__Figure record listings__:
^^^^^^^^

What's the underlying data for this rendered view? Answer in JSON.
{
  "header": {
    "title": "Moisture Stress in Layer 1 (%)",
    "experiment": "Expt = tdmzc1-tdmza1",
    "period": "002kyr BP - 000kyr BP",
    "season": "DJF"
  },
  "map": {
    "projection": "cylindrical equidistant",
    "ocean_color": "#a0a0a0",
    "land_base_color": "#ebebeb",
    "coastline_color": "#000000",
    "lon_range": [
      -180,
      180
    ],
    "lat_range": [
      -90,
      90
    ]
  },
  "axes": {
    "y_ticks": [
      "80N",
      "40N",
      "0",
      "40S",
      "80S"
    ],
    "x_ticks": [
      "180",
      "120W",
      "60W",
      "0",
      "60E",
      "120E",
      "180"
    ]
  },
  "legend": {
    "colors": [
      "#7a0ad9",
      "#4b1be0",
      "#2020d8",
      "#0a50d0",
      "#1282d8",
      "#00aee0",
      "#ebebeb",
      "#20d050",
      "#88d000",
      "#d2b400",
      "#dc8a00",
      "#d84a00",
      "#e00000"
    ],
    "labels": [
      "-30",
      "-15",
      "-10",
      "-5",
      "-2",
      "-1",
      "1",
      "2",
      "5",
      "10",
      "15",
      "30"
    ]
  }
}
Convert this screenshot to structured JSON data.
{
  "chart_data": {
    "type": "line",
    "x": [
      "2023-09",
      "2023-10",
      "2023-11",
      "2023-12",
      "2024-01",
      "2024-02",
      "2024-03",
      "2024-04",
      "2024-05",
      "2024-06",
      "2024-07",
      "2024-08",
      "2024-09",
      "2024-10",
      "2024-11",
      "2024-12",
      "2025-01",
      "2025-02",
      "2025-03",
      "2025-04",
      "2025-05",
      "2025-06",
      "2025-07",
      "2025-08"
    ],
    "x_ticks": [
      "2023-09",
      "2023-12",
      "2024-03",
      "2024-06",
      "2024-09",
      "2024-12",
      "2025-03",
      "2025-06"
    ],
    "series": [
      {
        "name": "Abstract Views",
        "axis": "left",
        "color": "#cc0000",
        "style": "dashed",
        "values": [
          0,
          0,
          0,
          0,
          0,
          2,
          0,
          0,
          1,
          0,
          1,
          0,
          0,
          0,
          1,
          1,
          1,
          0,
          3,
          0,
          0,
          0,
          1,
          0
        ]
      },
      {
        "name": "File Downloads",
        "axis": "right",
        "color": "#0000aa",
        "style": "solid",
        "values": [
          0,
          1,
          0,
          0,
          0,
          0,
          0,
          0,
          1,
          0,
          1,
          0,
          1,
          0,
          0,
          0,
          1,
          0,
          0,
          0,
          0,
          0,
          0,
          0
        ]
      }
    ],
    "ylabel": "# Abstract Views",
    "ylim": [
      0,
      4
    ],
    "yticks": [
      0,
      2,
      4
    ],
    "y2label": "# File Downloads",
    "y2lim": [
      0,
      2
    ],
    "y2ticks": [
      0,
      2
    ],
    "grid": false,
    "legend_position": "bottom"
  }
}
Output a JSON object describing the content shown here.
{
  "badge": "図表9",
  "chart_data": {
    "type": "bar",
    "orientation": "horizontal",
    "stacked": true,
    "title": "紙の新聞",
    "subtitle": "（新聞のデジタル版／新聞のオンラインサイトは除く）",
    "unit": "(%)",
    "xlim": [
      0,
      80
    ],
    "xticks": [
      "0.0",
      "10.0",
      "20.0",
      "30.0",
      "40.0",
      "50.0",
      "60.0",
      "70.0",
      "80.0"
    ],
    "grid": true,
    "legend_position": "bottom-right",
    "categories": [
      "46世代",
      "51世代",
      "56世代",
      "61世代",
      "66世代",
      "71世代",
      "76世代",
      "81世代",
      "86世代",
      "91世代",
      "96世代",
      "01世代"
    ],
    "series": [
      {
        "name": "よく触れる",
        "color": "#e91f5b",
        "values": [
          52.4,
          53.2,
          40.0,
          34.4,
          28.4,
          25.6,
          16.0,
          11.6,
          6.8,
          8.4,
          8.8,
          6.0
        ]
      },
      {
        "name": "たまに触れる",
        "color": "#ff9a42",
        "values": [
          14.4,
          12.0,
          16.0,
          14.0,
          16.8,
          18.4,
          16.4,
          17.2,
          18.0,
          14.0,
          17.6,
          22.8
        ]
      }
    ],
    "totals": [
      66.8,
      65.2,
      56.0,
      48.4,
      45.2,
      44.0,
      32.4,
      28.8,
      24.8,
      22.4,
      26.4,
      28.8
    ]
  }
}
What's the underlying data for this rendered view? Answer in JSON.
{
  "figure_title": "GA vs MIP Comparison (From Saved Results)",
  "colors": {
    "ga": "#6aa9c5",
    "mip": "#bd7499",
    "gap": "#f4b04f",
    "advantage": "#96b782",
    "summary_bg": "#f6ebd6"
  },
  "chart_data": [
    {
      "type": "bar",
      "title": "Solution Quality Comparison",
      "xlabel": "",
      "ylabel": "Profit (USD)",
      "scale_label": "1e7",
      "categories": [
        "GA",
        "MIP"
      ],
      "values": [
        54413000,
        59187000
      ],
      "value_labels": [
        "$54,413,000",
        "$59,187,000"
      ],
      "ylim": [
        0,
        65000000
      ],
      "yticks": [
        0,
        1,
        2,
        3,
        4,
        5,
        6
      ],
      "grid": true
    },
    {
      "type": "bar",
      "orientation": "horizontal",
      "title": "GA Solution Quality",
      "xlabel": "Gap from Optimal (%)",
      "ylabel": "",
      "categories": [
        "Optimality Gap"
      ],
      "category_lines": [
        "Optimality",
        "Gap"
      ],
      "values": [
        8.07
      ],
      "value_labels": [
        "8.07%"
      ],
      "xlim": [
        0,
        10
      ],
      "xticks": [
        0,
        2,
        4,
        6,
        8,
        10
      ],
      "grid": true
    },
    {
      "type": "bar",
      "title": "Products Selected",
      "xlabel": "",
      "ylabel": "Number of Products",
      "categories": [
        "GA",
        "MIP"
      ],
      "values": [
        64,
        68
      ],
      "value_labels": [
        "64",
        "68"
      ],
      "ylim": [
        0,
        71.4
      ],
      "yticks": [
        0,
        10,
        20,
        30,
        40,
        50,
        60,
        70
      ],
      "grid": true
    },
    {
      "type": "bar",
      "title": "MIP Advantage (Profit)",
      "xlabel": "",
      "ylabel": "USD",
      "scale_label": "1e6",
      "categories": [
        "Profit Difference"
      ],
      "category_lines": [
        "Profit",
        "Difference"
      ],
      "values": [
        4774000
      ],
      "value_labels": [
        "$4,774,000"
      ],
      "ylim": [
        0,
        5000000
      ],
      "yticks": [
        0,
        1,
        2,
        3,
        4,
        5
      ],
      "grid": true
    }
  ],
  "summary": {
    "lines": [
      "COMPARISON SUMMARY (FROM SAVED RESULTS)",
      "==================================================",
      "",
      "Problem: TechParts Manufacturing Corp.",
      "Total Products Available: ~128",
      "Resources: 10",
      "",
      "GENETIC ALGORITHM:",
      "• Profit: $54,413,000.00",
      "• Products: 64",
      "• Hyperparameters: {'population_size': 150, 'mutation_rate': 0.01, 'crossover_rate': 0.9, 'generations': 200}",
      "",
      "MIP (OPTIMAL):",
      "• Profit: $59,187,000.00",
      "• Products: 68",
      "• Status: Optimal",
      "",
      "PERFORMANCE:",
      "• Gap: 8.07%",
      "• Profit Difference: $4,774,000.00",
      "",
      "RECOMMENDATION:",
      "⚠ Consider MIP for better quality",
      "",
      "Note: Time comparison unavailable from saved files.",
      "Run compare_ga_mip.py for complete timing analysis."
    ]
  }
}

^^^^^^^^

__Do this__: Go through the records and copy each line with "Views" in it.

__Correct result__:
        "name": "Abstract Views",
    "ylabel": "# Abstract Views",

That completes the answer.